Dataset items:
┄┄┄┄┄┄┄┄┄┄

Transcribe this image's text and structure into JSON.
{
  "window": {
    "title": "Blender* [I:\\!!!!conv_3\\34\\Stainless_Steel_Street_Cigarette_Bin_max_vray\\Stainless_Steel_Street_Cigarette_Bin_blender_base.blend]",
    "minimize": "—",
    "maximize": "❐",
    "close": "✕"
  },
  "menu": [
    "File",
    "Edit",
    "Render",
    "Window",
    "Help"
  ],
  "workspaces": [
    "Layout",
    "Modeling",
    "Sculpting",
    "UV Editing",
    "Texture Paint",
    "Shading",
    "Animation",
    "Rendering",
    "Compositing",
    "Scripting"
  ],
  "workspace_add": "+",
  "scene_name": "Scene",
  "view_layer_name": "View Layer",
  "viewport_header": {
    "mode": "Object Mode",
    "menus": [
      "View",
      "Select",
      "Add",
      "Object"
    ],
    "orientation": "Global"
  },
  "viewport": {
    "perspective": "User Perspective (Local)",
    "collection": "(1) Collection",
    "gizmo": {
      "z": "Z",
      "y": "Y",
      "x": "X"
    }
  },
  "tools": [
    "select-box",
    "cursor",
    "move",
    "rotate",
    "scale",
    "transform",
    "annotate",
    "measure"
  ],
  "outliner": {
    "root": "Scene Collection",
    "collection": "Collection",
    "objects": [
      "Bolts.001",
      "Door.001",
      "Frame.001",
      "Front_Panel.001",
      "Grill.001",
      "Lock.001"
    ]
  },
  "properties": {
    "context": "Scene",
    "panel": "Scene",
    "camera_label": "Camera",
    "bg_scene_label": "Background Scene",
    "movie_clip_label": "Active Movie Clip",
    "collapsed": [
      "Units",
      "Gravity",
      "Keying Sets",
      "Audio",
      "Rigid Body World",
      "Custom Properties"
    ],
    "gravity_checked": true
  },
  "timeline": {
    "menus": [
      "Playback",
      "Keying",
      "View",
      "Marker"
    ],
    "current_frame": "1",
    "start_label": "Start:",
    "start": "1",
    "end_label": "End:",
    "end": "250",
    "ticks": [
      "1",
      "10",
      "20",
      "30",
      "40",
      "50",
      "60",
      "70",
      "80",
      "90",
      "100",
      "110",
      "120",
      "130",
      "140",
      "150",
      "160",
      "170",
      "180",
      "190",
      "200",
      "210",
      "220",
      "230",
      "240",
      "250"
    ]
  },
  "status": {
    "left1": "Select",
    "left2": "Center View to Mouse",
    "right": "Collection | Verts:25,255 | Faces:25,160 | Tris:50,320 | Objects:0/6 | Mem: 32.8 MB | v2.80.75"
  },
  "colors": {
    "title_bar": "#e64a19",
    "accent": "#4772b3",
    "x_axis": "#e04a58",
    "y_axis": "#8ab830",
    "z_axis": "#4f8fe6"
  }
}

┄┄┄┄┄┄┄┄┄┄

Given exercise. Repeat the material word for word, in full.

Output for this exercise.
Transcribe this image's text and structure into JSON.
{
  "window": {
    "title": "Blender* [I:\\!!!!conv_3\\34\\Stainless_Steel_Street_Cigarette_Bin_max_vray\\Stainless_Steel_Street_Cigarette_Bin_blender_base.blend]",
    "minimize": "—",
    "maximize": "❐",
    "close": "✕"
  },
  "menu": [
    "File",
    "Edit",
    "Render",
    "Window",
    "Help"
  ],
  "workspaces": [
    "Layout",
    "Modeling",
    "Sculpting",
    "UV Editing",
    "Texture Paint",
    "Shading",
    "Animation",
    "Rendering",
    "Compositing",
    "Scripting"
  ],
  "workspace_add": "+",
  "scene_name": "Scene",
  "view_layer_name": "View Layer",
  "viewport_header": {
    "mode": "Object Mode",
    "menus": [
      "View",
      "Select",
      "Add",
      "Object"
    ],
    "orientation": "Global"
  },
  "viewport": {
    "perspective": "User Perspective (Local)",
    "collection": "(1) Collection",
    "gizmo": {
      "z": "Z",
      "y": "Y",
      "x": "X"
    }
  },
  "tools": [
    "select-box",
    "cursor",
    "move",
    "rotate",
    "scale",
    "transform",
    "annotate",
    "measure"
  ],
  "outliner": {
    "root": "Scene Collection",
    "collection": "Collection",
    "objects": [
      "Bolts.001",
      "Door.001",
      "Frame.001",
      "Front_Panel.001",
      "Grill.001",
      "Lock.001"
    ]
  },
  "properties": {
    "context": "Scene",
    "panel": "Scene",
    "camera_label": "Camera",
    "bg_scene_label": "Background Scene",
    "movie_clip_label": "Active Movie Clip",
    "collapsed": [
      "Units",
      "Gravity",
      "Keying Sets",
      "Audio",
      "Rigid Body World",
      "Custom Properties"
    ],
    "gravity_checked": true
  },
  "timeline": {
    "menus": [
      "Playback",
      "Keying",
      "View",
      "Marker"
    ],
    "current_frame": "1",
    "start_label": "Start:",
    "start": "1",
    "end_label": "End:",
    "end": "250",
    "ticks": [
      "1",
      "10",
      "20",
      "30",
      "40",
      "50",
      "60",
      "70",
      "80",
      "90",
      "100",
      "110",
      "120",
      "130",
      "140",
      "150",
      "160",
      "170",
      "180",
      "190",
      "200",
      "210",
      "220",
      "230",
      "240",
      "250"
    ]
  },
  "status": {
    "left1": "Select",
    "left2": "Center View to Mouse",
    "right": "Collection | Verts:25,255 | Faces:25,160 | Tris:50,320 | Objects:0/6 | Mem: 32.8 MB | v2.80.75"
  },
  "colors": {
    "title_bar": "#e64a19",
    "accent": "#4772b3",
    "x_axis": "#e04a58",
    "y_axis": "#8ab830",
    "z_axis": "#4f8fe6"
  }
}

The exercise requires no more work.